Dataset records
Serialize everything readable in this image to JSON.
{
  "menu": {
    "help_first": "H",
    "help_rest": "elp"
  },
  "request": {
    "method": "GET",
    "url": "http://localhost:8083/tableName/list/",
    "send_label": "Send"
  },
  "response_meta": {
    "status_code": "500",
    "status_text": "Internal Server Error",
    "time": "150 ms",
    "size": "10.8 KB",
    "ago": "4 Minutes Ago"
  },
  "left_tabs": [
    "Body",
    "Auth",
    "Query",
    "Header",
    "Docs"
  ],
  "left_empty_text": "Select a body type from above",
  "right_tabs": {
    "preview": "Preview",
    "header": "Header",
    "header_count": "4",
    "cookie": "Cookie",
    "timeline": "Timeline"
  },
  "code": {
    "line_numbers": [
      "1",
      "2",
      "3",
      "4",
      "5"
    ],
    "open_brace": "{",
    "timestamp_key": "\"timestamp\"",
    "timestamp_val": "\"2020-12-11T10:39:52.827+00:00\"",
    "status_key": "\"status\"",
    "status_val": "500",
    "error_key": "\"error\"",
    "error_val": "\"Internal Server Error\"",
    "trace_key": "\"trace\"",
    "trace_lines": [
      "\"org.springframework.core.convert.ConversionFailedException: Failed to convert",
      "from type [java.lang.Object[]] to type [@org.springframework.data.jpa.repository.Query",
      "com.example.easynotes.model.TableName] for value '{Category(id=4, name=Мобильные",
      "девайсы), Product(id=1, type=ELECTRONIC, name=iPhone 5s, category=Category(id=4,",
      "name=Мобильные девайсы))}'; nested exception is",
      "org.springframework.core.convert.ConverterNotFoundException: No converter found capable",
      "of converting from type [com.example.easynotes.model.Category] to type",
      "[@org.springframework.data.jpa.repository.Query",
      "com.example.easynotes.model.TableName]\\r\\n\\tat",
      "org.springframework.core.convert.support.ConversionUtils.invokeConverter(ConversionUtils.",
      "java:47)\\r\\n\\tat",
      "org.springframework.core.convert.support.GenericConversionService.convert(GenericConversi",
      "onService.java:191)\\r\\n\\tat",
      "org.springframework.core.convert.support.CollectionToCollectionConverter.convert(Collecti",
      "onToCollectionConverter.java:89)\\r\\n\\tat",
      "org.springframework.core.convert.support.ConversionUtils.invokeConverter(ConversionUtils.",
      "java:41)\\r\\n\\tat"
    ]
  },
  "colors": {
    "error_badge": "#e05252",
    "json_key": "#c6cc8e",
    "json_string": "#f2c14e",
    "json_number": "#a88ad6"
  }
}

Exercise brief -
Copy every line from the records above that contains the word "Query".

Exercise result -
    "Query",
      "from type [java.lang.Object[]] to type [@org.springframework.data.jpa.repository.Query",
      "[@org.springframework.data.jpa.repository.Query",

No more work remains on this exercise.